* Begin Provided records *
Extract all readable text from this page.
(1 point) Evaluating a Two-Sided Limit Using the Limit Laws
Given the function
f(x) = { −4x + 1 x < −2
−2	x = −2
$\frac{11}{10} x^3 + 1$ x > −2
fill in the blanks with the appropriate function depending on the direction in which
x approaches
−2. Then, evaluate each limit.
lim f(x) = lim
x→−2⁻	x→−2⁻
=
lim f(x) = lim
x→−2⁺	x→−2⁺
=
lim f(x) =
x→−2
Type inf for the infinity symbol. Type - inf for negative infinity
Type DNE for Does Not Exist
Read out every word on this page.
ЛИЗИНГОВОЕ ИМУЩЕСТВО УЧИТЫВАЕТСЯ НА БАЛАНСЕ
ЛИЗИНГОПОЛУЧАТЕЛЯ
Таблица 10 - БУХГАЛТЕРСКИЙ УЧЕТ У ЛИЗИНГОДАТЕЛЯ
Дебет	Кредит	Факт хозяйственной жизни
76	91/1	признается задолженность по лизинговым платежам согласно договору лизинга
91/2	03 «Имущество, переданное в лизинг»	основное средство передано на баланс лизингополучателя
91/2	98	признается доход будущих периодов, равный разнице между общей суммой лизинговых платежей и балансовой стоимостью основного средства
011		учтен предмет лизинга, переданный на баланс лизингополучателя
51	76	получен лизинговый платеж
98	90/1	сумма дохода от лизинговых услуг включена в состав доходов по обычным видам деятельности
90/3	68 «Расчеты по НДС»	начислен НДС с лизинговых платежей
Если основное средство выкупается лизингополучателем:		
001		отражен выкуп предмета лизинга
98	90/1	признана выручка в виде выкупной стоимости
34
* End Provided records *
Exercise>
The entries above must be returned in full, exactly as shown.

Result below>
Extract all readable text from this page.
(1 point) Evaluating a Two-Sided Limit Using the Limit Laws
Given the function
f(x) = { −4x + 1 x < −2
−2	x = −2
$\frac{11}{10} x^3 + 1$ x > −2
fill in the blanks with the appropriate function depending on the direction in which
x approaches
−2. Then, evaluate each limit.
lim f(x) = lim
x→−2⁻	x→−2⁻
=
lim f(x) = lim
x→−2⁺	x→−2⁺
=
lim f(x) =
x→−2
Type inf for the infinity symbol. Type - inf for negative infinity
Type DNE for Does Not Exist
Read out every word on this page.
ЛИЗИНГОВОЕ ИМУЩЕСТВО УЧИТЫВАЕТСЯ НА БАЛАНСЕ
ЛИЗИНГОПОЛУЧАТЕЛЯ
Таблица 10 - БУХГАЛТЕРСКИЙ УЧЕТ У ЛИЗИНГОДАТЕЛЯ
Дебет	Кредит	Факт хозяйственной жизни
76	91/1	признается задолженность по лизинговым платежам согласно договору лизинга
91/2	03 «Имущество, переданное в лизинг»	основное средство передано на баланс лизингополучателя
91/2	98	признается доход будущих периодов, равный разнице между общей суммой лизинговых платежей и балансовой стоимостью основного средства
011		учтен предмет лизинга, переданный на баланс лизингополучателя
51	76	получен лизинговый платеж
98	90/1	сумма дохода от лизинговых услуг включена в состав доходов по обычным видам деятельности
90/3	68 «Расчеты по НДС»	начислен НДС с лизинговых платежей
Если основное средство выкупается лизингополучателем:		
001		отражен выкуп предмета лизинга
98	90/1	признана выручка в виде выкупной стоимости
34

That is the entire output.